- GOAL
Repeat what the lines below say, word for word, and skip every image.

====== RECORDS SHOWN ======

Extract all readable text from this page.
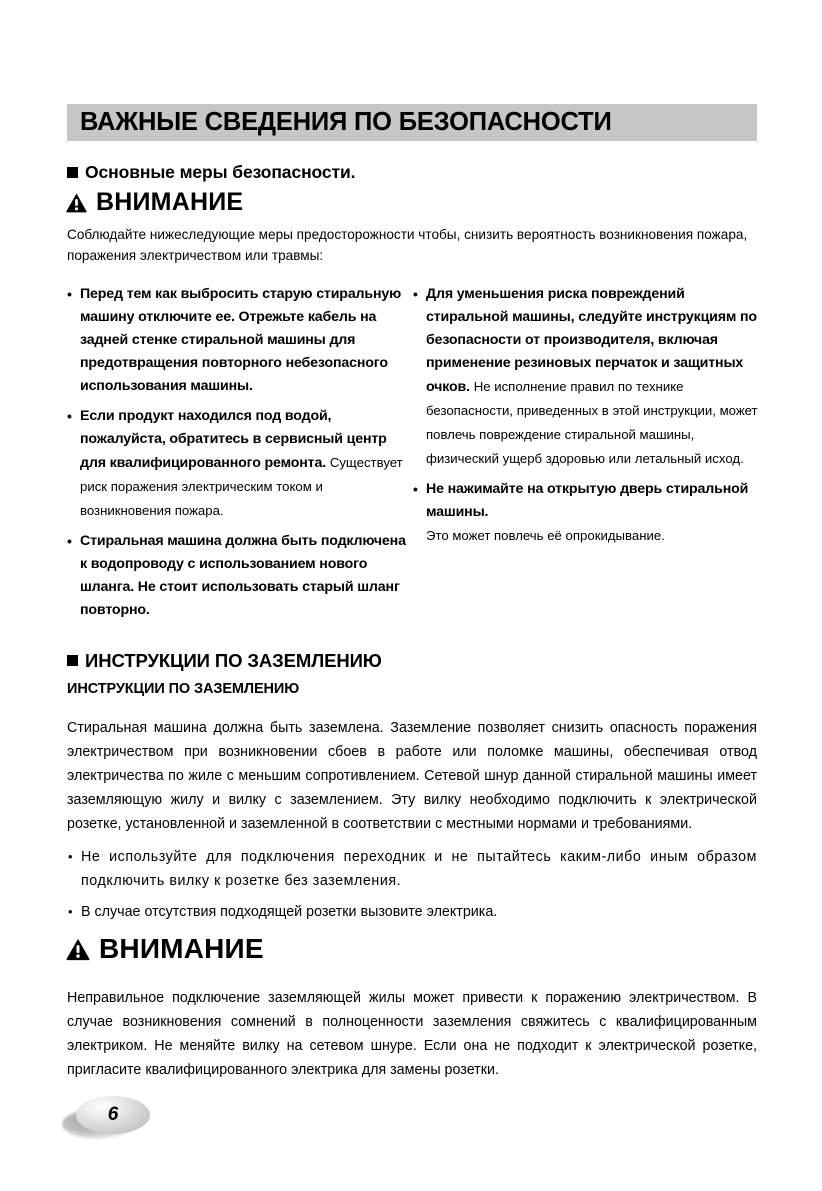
ВАЖНЫЕ СВЕДЕНИЯ ПО БЕЗОПАСНОСТИ
Основные меры безопасности.
ВНИМАНИЕ
Соблюдайте нижеследующие меры предосторожности чтобы, снизить вероятность возникновения пожара, поражения электричеством или травмы:
• Перед тем как выбросить старую стиральную машину отключите ее. Отрежьте кабель на задней стенке стиральной машины для предотвращения повторного небезопасного использования машины.
• Если продукт находился под водой, пожалуйста, обратитесь в сервисный центр для квалифицированного ремонта. Существует риск поражения электрическим током и возникновения пожара.
• Стиральная машина должна быть подключена к водопроводу с использованием нового шланга. Не стоит использовать старый шланг повторно.
• Для уменьшения риска повреждений стиральной машины, следуйте инструкциям по безопасности от производителя, включая применение резиновых перчаток и защитных очков. Не исполнение правил по технике безопасности, приведенных в этой инструкции, может повлечь повреждение стиральной машины, физический ущерб здоровью или летальный исход.
• Не нажимайте на открытую дверь стиральной машины.
Это может повлечь её опрокидывание.
ИНСТРУКЦИИ ПО ЗАЗЕМЛЕНИЮ
ИНСТРУКЦИИ ПО ЗАЗЕМЛЕНИЮ
Стиральная машина должна быть заземлена. Заземление позволяет снизить опасность поражения электричеством при возникновении сбоев в работе или поломке машины, обеспечивая отвод электричества по жиле с меньшим сопротивлением. Сетевой шнур данной стиральной машины имеет заземляющую жилу и вилку с заземлением. Эту вилку необходимо подключить к электрической розетке, установленной и заземленной в соответствии с местными нормами и требованиями.
• Не используйте для подключения переходник и не пытайтесь каким-либо иным образом подключить вилку к розетке без заземления.
• В случае отсутствия подходящей розетки вызовите электрика.
ВНИМАНИЕ
Неправильное подключение заземляющей жилы может привести к поражению электричеством. В случае возникновения сомнений в полноценности заземления свяжитесь с квалифицированным электриком. Не меняйте вилку на сетевом шнуре. Если она не подходит к электрической розетке, пригласите квалифицированного электрика для замены розетки.
6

======

- RESPONSE TO THIS TASK
Extract all readable text from this page.
ВАЖНЫЕ СВЕДЕНИЯ ПО БЕЗОПАСНОСТИ
Основные меры безопасности.
ВНИМАНИЕ
Соблюдайте нижеследующие меры предосторожности чтобы, снизить вероятность возникновения пожара, поражения электричеством или травмы:
• Перед тем как выбросить старую стиральную машину отключите ее. Отрежьте кабель на задней стенке стиральной машины для предотвращения повторного небезопасного использования машины.
• Если продукт находился под водой, пожалуйста, обратитесь в сервисный центр для квалифицированного ремонта. Существует риск поражения электрическим током и возникновения пожара.
• Стиральная машина должна быть подключена к водопроводу с использованием нового шланга. Не стоит использовать старый шланг повторно.
• Для уменьшения риска повреждений стиральной машины, следуйте инструкциям по безопасности от производителя, включая применение резиновых перчаток и защитных очков. Не исполнение правил по технике безопасности, приведенных в этой инструкции, может повлечь повреждение стиральной машины, физический ущерб здоровью или летальный исход.
• Не нажимайте на открытую дверь стиральной машины.
Это может повлечь её опрокидывание.
ИНСТРУКЦИИ ПО ЗАЗЕМЛЕНИЮ
ИНСТРУКЦИИ ПО ЗАЗЕМЛЕНИЮ
Стиральная машина должна быть заземлена. Заземление позволяет снизить опасность поражения электричеством при возникновении сбоев в работе или поломке машины, обеспечивая отвод электричества по жиле с меньшим сопротивлением. Сетевой шнур данной стиральной машины имеет заземляющую жилу и вилку с заземлением. Эту вилку необходимо подключить к электрической розетке, установленной и заземленной в соответствии с местными нормами и требованиями.
• Не используйте для подключения переходник и не пытайтесь каким-либо иным образом подключить вилку к розетке без заземления.
• В случае отсутствия подходящей розетки вызовите электрика.
ВНИМАНИЕ
Неправильное подключение заземляющей жилы может привести к поражению электричеством. В случае возникновения сомнений в полноценности заземления свяжитесь с квалифицированным электриком. Не меняйте вилку на сетевом шнуре. Если она не подходит к электрической розетке, пригласите квалифицированного электрика для замены розетки.
6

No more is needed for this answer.